What to work on: Could you copy the entries from their start through the line containing "The cylindrical outer casing 178 is", swapping "composite material" for "metal alloy" and changing nothing else, with the pictures left out?

____

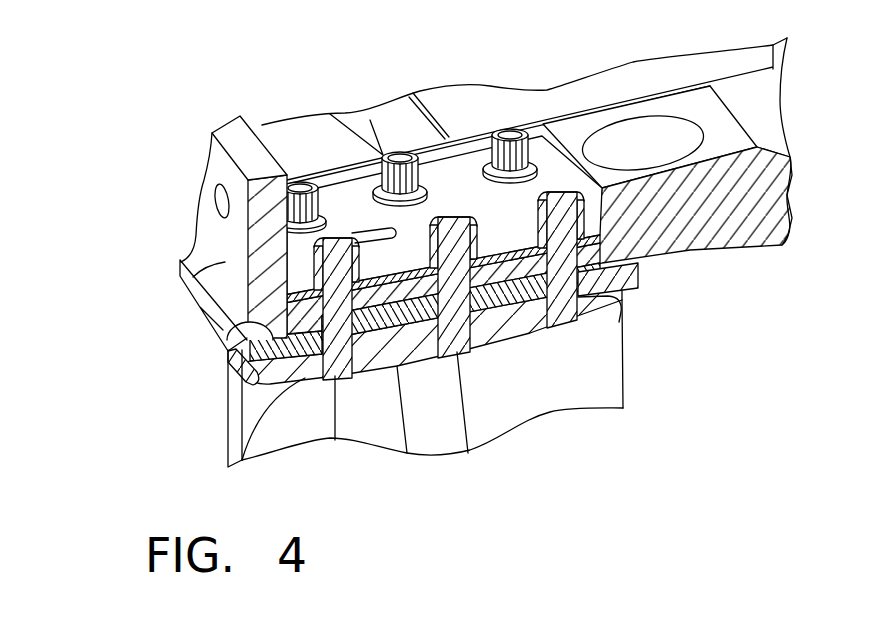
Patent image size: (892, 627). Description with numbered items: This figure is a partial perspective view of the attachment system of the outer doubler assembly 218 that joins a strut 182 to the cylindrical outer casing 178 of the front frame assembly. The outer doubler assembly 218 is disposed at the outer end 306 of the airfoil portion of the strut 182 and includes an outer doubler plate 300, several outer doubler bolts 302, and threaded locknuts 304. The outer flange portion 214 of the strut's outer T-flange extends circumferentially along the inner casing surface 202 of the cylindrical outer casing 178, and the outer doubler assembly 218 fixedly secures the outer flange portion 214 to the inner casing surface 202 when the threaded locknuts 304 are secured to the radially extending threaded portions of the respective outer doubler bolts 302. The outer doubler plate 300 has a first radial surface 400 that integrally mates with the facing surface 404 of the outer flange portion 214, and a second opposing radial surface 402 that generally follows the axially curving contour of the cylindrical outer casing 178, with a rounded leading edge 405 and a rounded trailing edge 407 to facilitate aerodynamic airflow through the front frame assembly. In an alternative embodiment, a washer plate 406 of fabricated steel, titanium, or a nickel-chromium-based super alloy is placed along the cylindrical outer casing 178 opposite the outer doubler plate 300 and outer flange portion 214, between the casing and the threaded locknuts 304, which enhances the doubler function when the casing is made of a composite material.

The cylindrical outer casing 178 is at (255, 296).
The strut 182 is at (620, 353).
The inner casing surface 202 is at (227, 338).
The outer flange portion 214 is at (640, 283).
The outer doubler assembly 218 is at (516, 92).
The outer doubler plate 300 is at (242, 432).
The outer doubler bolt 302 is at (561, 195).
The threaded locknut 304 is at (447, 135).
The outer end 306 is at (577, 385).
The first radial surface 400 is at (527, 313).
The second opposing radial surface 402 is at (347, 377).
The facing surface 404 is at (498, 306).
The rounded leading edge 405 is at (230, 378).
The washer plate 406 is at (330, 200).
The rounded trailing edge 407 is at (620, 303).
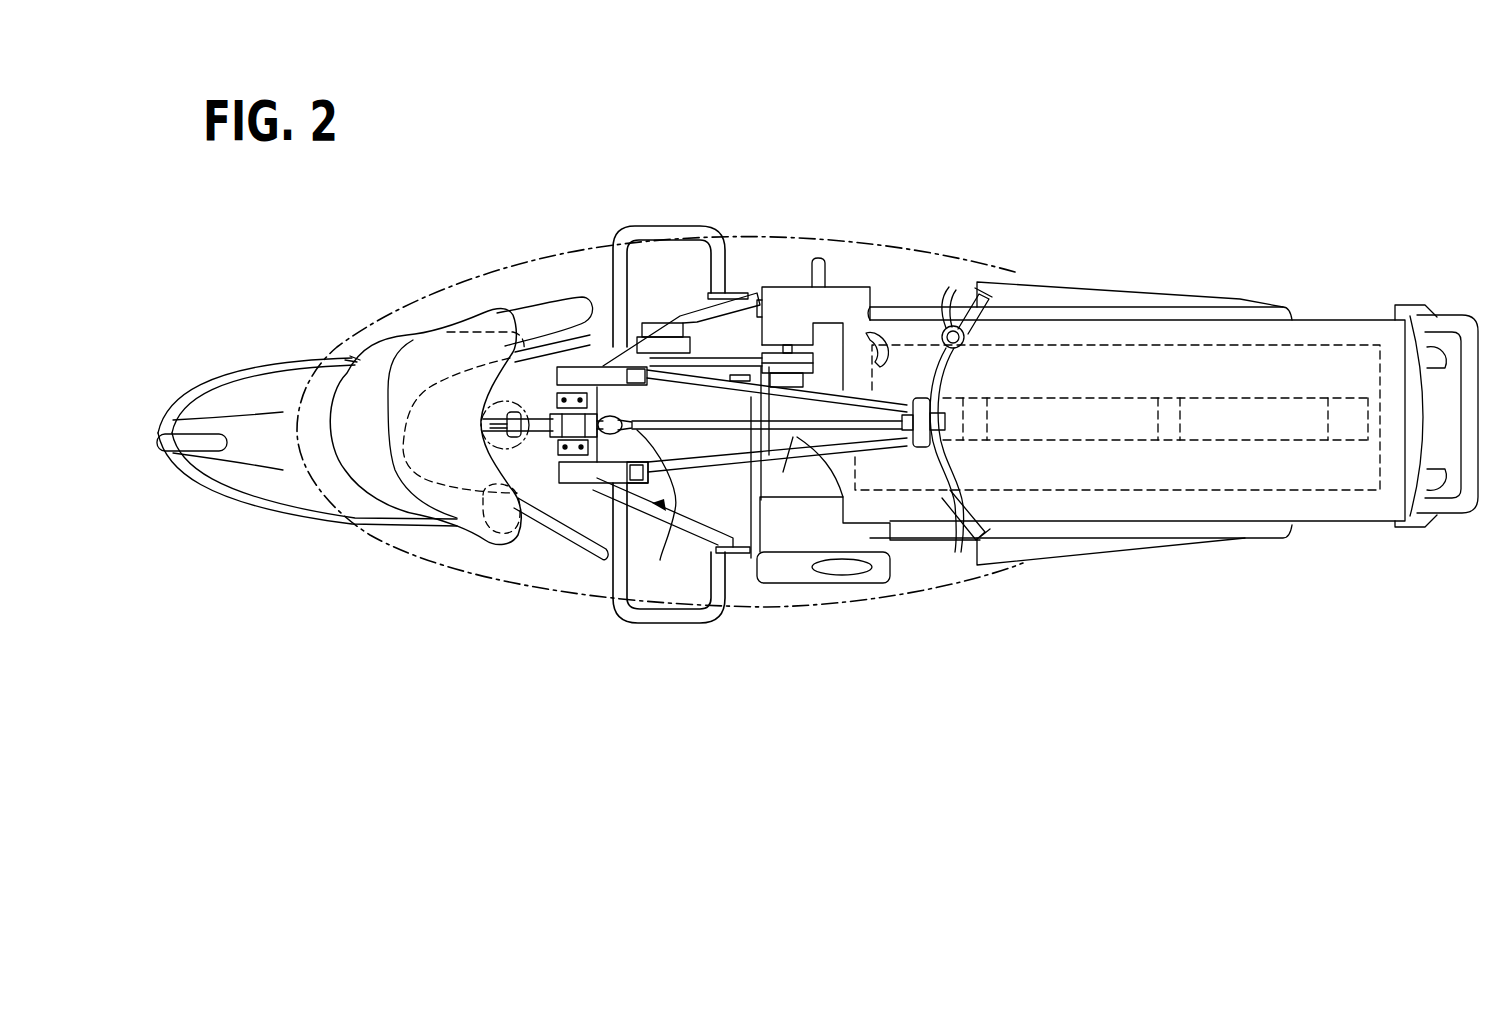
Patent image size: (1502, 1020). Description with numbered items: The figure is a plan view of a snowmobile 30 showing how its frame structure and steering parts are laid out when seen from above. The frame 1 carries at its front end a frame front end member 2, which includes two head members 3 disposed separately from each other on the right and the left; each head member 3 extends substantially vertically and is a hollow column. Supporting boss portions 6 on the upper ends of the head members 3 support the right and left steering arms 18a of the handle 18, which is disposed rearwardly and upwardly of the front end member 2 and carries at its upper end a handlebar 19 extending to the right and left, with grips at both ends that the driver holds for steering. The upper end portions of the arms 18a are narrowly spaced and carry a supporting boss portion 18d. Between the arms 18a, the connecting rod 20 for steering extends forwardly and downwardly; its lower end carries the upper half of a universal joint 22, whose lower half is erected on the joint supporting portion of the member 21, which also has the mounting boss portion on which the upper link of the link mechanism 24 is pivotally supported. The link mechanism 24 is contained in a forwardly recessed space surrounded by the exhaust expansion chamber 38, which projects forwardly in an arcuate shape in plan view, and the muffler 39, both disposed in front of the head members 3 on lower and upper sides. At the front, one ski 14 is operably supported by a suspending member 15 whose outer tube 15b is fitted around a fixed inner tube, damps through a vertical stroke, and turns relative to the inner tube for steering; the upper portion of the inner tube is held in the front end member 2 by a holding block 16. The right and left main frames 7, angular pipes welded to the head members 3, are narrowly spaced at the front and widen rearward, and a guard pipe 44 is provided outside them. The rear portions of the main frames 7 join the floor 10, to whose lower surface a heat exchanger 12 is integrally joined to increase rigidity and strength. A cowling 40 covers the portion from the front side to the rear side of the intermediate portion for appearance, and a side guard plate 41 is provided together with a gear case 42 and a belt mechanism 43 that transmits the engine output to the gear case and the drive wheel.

____

Task response:
Patent image size: (892, 627). Description with numbered items: This figure is a partial perspective view of the attachment system of the outer doubler assembly 218 that joins a strut 182 to the cylindrical outer casing 178 of the front frame assembly. The outer doubler assembly 218 is disposed at the outer end 306 of the airfoil portion of the strut 182 and includes an outer doubler plate 300, several outer doubler bolts 302, and threaded locknuts 304. The outer flange portion 214 of the strut's outer T-flange extends circumferentially along the inner casing surface 202 of the cylindrical outer casing 178, and the outer doubler assembly 218 fixedly secures the outer flange portion 214 to the inner casing surface 202 when the threaded locknuts 304 are secured to the radially extending threaded portions of the respective outer doubler bolts 302. The outer doubler plate 300 has a first radial surface 400 that integrally mates with the facing surface 404 of the outer flange portion 214, and a second opposing radial surface 402 that generally follows the axially curving contour of the cylindrical outer casing 178, with a rounded leading edge 405 and a rounded trailing edge 407 to facilitate aerodynamic airflow through the front frame assembly. In an alternative embodiment, a washer plate 406 of fabricated steel, titanium, or a nickel-chromium-based super alloy is placed along the cylindrical outer casing 178 opposite the outer doubler plate 300 and outer flange portion 214, between the casing and the threaded locknuts 304, which enhances the doubler function when the casing is made of a metal alloy.

The cylindrical outer casing 178 is at (255, 296).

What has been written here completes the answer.